Dataset items:
********************

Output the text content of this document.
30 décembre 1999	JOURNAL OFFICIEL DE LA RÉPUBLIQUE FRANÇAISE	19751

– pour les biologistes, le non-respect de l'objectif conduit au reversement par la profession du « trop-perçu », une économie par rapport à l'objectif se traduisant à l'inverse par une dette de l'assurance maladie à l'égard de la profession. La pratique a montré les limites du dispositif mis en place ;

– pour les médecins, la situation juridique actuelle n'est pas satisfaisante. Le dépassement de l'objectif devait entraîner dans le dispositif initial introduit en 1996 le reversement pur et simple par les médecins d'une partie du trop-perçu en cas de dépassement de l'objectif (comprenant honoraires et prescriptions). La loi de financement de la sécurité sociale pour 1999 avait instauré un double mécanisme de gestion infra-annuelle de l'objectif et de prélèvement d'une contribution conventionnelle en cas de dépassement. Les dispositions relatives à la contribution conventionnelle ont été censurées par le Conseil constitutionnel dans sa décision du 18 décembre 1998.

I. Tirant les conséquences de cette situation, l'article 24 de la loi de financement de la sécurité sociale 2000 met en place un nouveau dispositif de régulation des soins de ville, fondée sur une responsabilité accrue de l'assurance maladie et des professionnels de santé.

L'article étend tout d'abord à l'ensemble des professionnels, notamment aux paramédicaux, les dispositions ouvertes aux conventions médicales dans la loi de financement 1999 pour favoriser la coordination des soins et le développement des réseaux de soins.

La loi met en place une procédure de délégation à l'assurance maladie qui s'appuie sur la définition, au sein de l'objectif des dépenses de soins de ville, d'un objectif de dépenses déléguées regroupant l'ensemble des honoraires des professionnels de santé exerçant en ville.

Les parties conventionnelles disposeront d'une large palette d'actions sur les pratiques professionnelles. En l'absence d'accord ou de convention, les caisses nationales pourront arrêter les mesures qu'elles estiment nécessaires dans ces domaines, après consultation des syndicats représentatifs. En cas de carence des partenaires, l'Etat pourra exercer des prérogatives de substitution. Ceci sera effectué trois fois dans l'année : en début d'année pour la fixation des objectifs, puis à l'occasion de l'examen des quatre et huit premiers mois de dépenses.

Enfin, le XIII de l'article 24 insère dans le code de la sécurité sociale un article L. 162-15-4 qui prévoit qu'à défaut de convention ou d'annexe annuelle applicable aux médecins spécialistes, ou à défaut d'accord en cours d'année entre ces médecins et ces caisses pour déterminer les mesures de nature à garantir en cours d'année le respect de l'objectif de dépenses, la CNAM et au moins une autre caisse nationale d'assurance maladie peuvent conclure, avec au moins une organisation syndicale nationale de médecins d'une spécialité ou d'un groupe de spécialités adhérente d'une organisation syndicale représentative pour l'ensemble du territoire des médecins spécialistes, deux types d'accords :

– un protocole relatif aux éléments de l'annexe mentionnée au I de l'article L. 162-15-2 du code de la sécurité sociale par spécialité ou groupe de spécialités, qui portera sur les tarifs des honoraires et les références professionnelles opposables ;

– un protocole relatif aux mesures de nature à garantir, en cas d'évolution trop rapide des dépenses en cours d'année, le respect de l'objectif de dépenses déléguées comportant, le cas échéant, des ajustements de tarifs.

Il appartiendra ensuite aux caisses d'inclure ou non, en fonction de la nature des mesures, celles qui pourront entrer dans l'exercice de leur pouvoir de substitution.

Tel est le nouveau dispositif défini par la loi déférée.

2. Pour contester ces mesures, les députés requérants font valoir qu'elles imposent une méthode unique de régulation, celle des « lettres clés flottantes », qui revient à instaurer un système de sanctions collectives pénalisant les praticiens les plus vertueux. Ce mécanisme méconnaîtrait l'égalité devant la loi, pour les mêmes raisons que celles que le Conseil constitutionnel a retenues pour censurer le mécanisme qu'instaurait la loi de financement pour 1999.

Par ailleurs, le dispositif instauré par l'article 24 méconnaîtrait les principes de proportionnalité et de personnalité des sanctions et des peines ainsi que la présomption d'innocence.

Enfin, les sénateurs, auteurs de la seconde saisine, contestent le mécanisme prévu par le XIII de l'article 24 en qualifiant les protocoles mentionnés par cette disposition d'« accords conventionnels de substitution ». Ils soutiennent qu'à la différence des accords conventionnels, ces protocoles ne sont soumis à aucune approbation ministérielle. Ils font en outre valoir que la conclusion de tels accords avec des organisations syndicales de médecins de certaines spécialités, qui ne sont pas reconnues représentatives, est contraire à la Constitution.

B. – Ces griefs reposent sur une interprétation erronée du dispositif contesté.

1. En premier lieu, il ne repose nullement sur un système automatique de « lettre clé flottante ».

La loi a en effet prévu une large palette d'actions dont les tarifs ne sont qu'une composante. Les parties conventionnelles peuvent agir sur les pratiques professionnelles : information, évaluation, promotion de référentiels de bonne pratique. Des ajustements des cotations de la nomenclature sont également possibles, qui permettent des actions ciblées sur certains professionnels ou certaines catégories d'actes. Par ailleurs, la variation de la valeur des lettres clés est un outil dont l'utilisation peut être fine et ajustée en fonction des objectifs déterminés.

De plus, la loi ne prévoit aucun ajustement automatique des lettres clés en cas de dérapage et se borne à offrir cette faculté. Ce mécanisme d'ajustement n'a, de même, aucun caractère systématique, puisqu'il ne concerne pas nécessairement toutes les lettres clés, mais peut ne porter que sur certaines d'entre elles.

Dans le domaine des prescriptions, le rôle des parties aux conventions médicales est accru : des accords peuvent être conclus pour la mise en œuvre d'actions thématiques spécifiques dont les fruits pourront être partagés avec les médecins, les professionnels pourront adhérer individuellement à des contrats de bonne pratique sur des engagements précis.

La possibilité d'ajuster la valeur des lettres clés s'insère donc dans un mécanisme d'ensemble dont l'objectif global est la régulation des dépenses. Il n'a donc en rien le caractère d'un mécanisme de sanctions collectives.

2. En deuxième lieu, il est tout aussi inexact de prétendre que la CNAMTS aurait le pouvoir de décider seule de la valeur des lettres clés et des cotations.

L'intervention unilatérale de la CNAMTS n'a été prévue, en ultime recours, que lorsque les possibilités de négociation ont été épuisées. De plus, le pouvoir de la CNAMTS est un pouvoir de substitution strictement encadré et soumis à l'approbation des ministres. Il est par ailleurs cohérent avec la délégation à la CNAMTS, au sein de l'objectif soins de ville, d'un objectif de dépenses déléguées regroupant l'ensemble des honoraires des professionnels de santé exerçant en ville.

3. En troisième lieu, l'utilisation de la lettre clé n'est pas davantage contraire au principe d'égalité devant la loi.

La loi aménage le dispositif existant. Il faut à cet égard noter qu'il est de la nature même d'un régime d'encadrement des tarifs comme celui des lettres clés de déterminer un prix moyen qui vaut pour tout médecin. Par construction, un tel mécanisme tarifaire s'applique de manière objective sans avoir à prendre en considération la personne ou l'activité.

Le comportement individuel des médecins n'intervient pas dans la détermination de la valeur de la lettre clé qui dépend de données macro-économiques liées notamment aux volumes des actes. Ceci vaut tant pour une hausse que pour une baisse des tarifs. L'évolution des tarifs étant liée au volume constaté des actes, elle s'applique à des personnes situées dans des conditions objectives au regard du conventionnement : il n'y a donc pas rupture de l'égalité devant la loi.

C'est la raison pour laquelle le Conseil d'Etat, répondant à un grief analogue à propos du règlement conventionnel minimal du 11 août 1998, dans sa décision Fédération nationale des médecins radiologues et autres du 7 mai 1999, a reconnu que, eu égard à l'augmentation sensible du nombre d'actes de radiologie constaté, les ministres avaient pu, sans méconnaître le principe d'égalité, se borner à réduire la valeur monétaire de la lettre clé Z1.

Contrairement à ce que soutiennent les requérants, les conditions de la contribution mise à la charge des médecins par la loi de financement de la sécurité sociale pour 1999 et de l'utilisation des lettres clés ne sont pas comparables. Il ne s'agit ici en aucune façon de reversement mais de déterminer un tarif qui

********************

Copy each line above that contains the string "aucune".

## Worked solution
Enfin, les sénateurs, auteurs de la seconde saisine, contestent le mécanisme prévu par le XIII de l'article 24 en qualifiant les protocoles mentionnés par cette disposition d'« accords conventionnels de substitution ». Ils soutiennent qu'à la différence des accords conventionnels, ces protocoles ne sont soumis à aucune approbation ministérielle. Ils font en outre valoir que la conclusion de tels accords avec des organisations syndicales de médecins de certaines spécialités, qui ne sont pas reconnues représentatives, est contraire à la Constitution.
Contrairement à ce que soutiennent les requérants, les conditions de la contribution mise à la charge des médecins par la loi de financement de la sécurité sociale pour 1999 et de l'utilisation des lettres clés ne sont pas comparables. Il ne s'agit ici en aucune façon de reversement mais de déterminer un tarif qui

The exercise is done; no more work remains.